* CHALLENGE
Count how many lines of the data include "Total". The answer is that number and nothing else.

* PROVIDED RECORDS
= = =

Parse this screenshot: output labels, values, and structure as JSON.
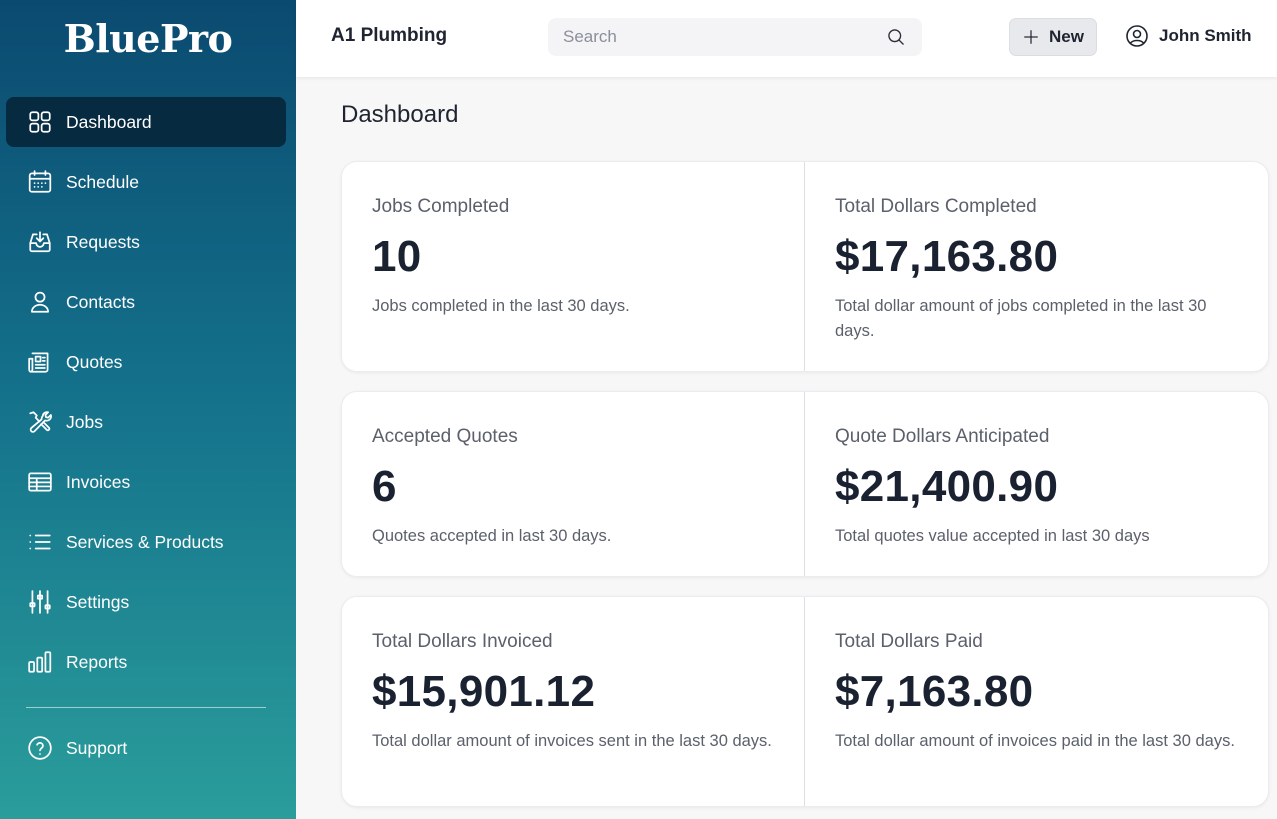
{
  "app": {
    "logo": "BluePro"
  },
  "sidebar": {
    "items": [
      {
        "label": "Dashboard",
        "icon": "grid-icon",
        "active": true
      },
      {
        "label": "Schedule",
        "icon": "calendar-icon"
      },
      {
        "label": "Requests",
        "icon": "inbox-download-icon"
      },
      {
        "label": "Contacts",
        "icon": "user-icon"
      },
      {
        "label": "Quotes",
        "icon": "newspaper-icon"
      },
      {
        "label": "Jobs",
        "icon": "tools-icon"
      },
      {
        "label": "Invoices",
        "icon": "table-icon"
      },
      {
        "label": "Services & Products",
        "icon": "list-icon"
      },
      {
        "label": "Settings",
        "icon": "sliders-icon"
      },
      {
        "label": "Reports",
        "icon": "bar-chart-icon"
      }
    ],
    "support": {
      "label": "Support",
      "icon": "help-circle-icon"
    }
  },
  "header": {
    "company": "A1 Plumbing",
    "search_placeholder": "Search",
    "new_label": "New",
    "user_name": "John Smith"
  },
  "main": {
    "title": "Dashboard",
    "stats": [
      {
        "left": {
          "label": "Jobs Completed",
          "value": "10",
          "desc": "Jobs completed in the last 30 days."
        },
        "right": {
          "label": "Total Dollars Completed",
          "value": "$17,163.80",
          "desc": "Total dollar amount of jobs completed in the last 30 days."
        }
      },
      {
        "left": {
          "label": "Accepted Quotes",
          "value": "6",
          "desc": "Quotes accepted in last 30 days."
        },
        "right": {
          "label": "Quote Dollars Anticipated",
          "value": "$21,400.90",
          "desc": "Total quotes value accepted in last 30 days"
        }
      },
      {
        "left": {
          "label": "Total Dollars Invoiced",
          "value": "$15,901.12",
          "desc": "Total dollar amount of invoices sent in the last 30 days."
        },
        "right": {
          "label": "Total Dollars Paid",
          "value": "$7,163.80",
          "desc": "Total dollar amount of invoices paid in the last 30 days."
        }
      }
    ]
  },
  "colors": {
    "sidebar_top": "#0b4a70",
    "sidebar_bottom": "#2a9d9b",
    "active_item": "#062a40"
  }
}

= = =

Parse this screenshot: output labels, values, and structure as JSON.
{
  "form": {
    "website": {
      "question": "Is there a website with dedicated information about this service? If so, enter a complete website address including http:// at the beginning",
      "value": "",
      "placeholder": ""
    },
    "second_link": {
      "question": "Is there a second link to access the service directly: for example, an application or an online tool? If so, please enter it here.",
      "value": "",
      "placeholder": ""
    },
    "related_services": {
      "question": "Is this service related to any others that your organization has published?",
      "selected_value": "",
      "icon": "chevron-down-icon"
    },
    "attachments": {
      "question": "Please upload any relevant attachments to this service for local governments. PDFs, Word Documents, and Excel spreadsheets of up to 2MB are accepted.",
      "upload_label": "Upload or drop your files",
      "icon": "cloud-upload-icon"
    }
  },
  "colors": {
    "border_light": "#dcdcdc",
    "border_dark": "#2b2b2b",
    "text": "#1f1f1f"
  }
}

= = =

* RESPONSE TO THIS TASK
7